__Exercise__. Copy out each line of the material below with no changes.

Excerpt from a dataset:
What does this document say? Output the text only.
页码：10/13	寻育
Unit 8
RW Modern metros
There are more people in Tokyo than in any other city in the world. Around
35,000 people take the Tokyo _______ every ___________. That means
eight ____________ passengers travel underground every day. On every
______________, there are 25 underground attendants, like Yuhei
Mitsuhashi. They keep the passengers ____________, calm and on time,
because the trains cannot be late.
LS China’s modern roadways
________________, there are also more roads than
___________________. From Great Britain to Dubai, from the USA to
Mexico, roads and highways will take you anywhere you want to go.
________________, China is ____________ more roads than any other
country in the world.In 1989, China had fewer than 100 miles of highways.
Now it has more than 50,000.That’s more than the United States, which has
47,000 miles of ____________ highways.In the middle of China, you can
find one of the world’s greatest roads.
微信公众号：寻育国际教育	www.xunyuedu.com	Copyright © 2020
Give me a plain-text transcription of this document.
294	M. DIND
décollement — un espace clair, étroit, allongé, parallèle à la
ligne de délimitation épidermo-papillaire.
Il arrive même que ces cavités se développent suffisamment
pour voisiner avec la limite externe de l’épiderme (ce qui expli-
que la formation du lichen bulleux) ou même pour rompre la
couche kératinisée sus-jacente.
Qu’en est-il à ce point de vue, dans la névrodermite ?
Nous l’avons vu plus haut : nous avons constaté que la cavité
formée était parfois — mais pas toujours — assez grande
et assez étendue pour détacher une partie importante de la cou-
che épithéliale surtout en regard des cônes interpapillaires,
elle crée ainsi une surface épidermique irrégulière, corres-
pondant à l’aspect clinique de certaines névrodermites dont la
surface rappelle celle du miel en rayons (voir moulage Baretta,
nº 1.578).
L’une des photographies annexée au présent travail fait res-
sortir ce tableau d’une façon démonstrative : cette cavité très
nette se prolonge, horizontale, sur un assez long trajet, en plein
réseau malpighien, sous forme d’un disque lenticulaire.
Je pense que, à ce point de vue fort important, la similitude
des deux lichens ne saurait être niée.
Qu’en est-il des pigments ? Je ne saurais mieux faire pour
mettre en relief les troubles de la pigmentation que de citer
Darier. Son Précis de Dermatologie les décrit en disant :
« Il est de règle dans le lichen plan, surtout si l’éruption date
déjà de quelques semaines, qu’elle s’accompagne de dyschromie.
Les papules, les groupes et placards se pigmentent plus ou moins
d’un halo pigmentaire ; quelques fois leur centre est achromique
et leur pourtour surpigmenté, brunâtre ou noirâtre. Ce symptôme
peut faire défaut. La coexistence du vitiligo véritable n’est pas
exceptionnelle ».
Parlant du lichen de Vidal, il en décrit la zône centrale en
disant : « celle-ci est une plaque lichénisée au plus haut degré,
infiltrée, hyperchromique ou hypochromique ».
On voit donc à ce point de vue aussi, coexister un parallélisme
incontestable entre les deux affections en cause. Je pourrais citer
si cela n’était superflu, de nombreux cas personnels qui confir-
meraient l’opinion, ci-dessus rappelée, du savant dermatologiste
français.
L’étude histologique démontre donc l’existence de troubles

__Response for this exercise__.
What does this document say? Output the text only.
页码：10/13	寻育
Unit 8
RW Modern metros
There are more people in Tokyo than in any other city in the world. Around
35,000 people take the Tokyo _______ every ___________. That means
eight ____________ passengers travel underground every day. On every
______________, there are 25 underground attendants, like Yuhei
Mitsuhashi. They keep the passengers ____________, calm and on time,
because the trains cannot be late.
LS China’s modern roadways
________________, there are also more roads than
___________________. From Great Britain to Dubai, from the USA to
Mexico, roads and highways will take you anywhere you want to go.
________________, China is ____________ more roads than any other
country in the world.In 1989, China had fewer than 100 miles of highways.
Now it has more than 50,000.That’s more than the United States, which has
47,000 miles of ____________ highways.In the middle of China, you can
find one of the world’s greatest roads.
微信公众号：寻育国际教育	www.xunyuedu.com	Copyright © 2020
Give me a plain-text transcription of this document.
294	M. DIND
décollement — un espace clair, étroit, allongé, parallèle à la
ligne de délimitation épidermo-papillaire.
Il arrive même que ces cavités se développent suffisamment
pour voisiner avec la limite externe de l’épiderme (ce qui expli-
que la formation du lichen bulleux) ou même pour rompre la
couche kératinisée sus-jacente.
Qu’en est-il à ce point de vue, dans la névrodermite ?
Nous l’avons vu plus haut : nous avons constaté que la cavité
formée était parfois — mais pas toujours — assez grande
et assez étendue pour détacher une partie importante de la cou-
che épithéliale surtout en regard des cônes interpapillaires,
elle crée ainsi une surface épidermique irrégulière, corres-
pondant à l’aspect clinique de certaines névrodermites dont la
surface rappelle celle du miel en rayons (voir moulage Baretta,
nº 1.578).
L’une des photographies annexée au présent travail fait res-
sortir ce tableau d’une façon démonstrative : cette cavité très
nette se prolonge, horizontale, sur un assez long trajet, en plein
réseau malpighien, sous forme d’un disque lenticulaire.
Je pense que, à ce point de vue fort important, la similitude
des deux lichens ne saurait être niée.
Qu’en est-il des pigments ? Je ne saurais mieux faire pour
mettre en relief les troubles de la pigmentation que de citer
Darier. Son Précis de Dermatologie les décrit en disant :
« Il est de règle dans le lichen plan, surtout si l’éruption date
déjà de quelques semaines, qu’elle s’accompagne de dyschromie.
Les papules, les groupes et placards se pigmentent plus ou moins
d’un halo pigmentaire ; quelques fois leur centre est achromique
et leur pourtour surpigmenté, brunâtre ou noirâtre. Ce symptôme
peut faire défaut. La coexistence du vitiligo véritable n’est pas
exceptionnelle ».
Parlant du lichen de Vidal, il en décrit la zône centrale en
disant : « celle-ci est une plaque lichénisée au plus haut degré,
infiltrée, hyperchromique ou hypochromique ».
On voit donc à ce point de vue aussi, coexister un parallélisme
incontestable entre les deux affections en cause. Je pourrais citer
si cela n’était superflu, de nombreux cas personnels qui confir-
meraient l’opinion, ci-dessus rappelée, du savant dermatologiste
français.
L’étude histologique démontre donc l’existence de troubles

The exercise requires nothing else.